Dataset extract -
<<<<

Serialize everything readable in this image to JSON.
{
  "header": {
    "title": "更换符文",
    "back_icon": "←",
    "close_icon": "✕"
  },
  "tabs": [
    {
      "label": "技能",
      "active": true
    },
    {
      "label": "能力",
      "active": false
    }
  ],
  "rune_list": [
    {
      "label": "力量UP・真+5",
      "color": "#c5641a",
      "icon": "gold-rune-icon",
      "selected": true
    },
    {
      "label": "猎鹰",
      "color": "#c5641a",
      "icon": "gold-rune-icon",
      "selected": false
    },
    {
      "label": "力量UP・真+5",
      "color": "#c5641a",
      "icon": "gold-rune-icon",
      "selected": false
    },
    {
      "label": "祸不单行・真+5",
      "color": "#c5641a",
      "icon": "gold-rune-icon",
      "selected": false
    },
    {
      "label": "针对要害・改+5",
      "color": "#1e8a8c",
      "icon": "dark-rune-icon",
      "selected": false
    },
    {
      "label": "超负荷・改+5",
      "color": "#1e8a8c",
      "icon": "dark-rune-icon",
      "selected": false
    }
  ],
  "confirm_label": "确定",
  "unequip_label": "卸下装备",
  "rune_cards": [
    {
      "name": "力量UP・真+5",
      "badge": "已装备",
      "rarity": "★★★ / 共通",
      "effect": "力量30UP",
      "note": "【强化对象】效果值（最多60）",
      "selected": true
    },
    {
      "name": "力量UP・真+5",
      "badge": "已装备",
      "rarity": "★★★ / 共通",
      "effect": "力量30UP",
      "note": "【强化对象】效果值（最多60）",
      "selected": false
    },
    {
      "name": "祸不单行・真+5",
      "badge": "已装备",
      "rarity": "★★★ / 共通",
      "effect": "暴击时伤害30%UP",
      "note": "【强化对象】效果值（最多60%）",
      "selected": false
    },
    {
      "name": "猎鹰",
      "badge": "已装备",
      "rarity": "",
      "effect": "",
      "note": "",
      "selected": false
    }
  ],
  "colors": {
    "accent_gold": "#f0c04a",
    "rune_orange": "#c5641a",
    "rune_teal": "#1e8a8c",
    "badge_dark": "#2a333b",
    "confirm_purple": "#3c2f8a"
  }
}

>>>>

Go through the data and return every record exactly.

Response -
Serialize everything readable in this image to JSON.
{
  "header": {
    "title": "更换符文",
    "back_icon": "←",
    "close_icon": "✕"
  },
  "tabs": [
    {
      "label": "技能",
      "active": true
    },
    {
      "label": "能力",
      "active": false
    }
  ],
  "rune_list": [
    {
      "label": "力量UP・真+5",
      "color": "#c5641a",
      "icon": "gold-rune-icon",
      "selected": true
    },
    {
      "label": "猎鹰",
      "color": "#c5641a",
      "icon": "gold-rune-icon",
      "selected": false
    },
    {
      "label": "力量UP・真+5",
      "color": "#c5641a",
      "icon": "gold-rune-icon",
      "selected": false
    },
    {
      "label": "祸不单行・真+5",
      "color": "#c5641a",
      "icon": "gold-rune-icon",
      "selected": false
    },
    {
      "label": "针对要害・改+5",
      "color": "#1e8a8c",
      "icon": "dark-rune-icon",
      "selected": false
    },
    {
      "label": "超负荷・改+5",
      "color": "#1e8a8c",
      "icon": "dark-rune-icon",
      "selected": false
    }
  ],
  "confirm_label": "确定",
  "unequip_label": "卸下装备",
  "rune_cards": [
    {
      "name": "力量UP・真+5",
      "badge": "已装备",
      "rarity": "★★★ / 共通",
      "effect": "力量30UP",
      "note": "【强化对象】效果值（最多60）",
      "selected": true
    },
    {
      "name": "力量UP・真+5",
      "badge": "已装备",
      "rarity": "★★★ / 共通",
      "effect": "力量30UP",
      "note": "【强化对象】效果值（最多60）",
      "selected": false
    },
    {
      "name": "祸不单行・真+5",
      "badge": "已装备",
      "rarity": "★★★ / 共通",
      "effect": "暴击时伤害30%UP",
      "note": "【强化对象】效果值（最多60%）",
      "selected": false
    },
    {
      "name": "猎鹰",
      "badge": "已装备",
      "rarity": "",
      "effect": "",
      "note": "",
      "selected": false
    }
  ],
  "colors": {
    "accent_gold": "#f0c04a",
    "rune_orange": "#c5641a",
    "rune_teal": "#1e8a8c",
    "badge_dark": "#2a333b",
    "confirm_purple": "#3c2f8a"
  }
}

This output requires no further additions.